## Begin RECORDS SUPPLIED

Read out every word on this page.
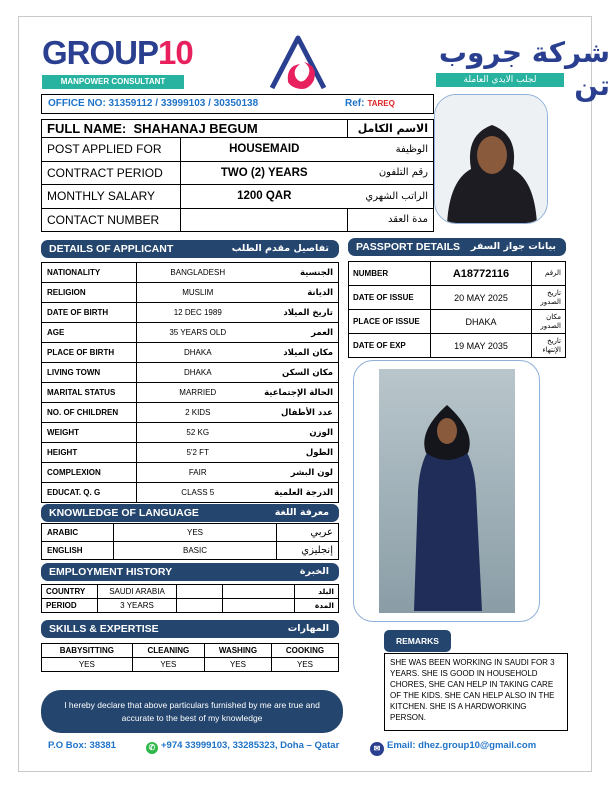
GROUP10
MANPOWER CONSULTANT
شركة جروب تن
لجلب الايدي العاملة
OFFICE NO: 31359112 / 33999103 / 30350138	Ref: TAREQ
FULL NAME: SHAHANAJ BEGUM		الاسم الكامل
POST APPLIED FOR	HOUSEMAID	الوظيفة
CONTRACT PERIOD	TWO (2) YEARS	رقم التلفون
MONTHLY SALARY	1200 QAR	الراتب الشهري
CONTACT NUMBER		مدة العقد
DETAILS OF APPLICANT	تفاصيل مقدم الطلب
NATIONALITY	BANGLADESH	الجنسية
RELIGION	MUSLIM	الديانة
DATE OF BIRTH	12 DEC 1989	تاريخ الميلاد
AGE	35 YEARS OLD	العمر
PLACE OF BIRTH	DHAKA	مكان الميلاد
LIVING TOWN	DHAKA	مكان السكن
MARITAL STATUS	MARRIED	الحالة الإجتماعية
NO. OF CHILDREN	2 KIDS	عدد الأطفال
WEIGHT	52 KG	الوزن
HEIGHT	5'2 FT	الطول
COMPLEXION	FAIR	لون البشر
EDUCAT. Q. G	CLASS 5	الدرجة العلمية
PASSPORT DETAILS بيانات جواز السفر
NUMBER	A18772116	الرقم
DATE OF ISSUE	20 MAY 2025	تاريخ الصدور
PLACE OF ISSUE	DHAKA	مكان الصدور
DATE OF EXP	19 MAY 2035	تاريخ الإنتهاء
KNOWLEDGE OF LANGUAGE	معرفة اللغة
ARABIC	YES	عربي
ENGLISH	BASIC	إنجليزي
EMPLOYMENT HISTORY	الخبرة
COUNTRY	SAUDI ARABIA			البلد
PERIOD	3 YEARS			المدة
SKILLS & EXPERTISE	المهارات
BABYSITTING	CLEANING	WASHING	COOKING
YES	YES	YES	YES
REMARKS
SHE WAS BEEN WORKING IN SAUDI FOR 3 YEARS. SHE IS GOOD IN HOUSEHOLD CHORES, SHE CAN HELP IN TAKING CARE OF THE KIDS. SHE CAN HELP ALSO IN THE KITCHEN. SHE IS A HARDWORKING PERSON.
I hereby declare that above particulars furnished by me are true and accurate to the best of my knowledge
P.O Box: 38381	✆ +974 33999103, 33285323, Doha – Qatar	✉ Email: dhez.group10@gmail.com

## End RECORDS SUPPLIED

* _DIRECTIVE_: Using the records above, retype everything exactly except the pictures.

* _RESPONSE TO THE TASK_:
Read out every word on this page.
GROUP10
MANPOWER CONSULTANT
شركة جروب تن
لجلب الايدي العاملة
OFFICE NO: 31359112 / 33999103 / 30350138	Ref: TAREQ
FULL NAME: SHAHANAJ BEGUM		الاسم الكامل
POST APPLIED FOR	HOUSEMAID	الوظيفة
CONTRACT PERIOD	TWO (2) YEARS	رقم التلفون
MONTHLY SALARY	1200 QAR	الراتب الشهري
CONTACT NUMBER		مدة العقد
DETAILS OF APPLICANT	تفاصيل مقدم الطلب
NATIONALITY	BANGLADESH	الجنسية
RELIGION	MUSLIM	الديانة
DATE OF BIRTH	12 DEC 1989	تاريخ الميلاد
AGE	35 YEARS OLD	العمر
PLACE OF BIRTH	DHAKA	مكان الميلاد
LIVING TOWN	DHAKA	مكان السكن
MARITAL STATUS	MARRIED	الحالة الإجتماعية
NO. OF CHILDREN	2 KIDS	عدد الأطفال
WEIGHT	52 KG	الوزن
HEIGHT	5'2 FT	الطول
COMPLEXION	FAIR	لون البشر
EDUCAT. Q. G	CLASS 5	الدرجة العلمية
PASSPORT DETAILS بيانات جواز السفر
NUMBER	A18772116	الرقم
DATE OF ISSUE	20 MAY 2025	تاريخ الصدور
PLACE OF ISSUE	DHAKA	مكان الصدور
DATE OF EXP	19 MAY 2035	تاريخ الإنتهاء
KNOWLEDGE OF LANGUAGE	معرفة اللغة
ARABIC	YES	عربي
ENGLISH	BASIC	إنجليزي
EMPLOYMENT HISTORY	الخبرة
COUNTRY	SAUDI ARABIA			البلد
PERIOD	3 YEARS			المدة
SKILLS & EXPERTISE	المهارات
BABYSITTING	CLEANING	WASHING	COOKING
YES	YES	YES	YES
REMARKS
SHE WAS BEEN WORKING IN SAUDI FOR 3 YEARS. SHE IS GOOD IN HOUSEHOLD CHORES, SHE CAN HELP IN TAKING CARE OF THE KIDS. SHE CAN HELP ALSO IN THE KITCHEN. SHE IS A HARDWORKING PERSON.
I hereby declare that above particulars furnished by me are true and accurate to the best of my knowledge
P.O Box: 38381	✆ +974 33999103, 33285323, Doha – Qatar	✉ Email: dhez.group10@gmail.com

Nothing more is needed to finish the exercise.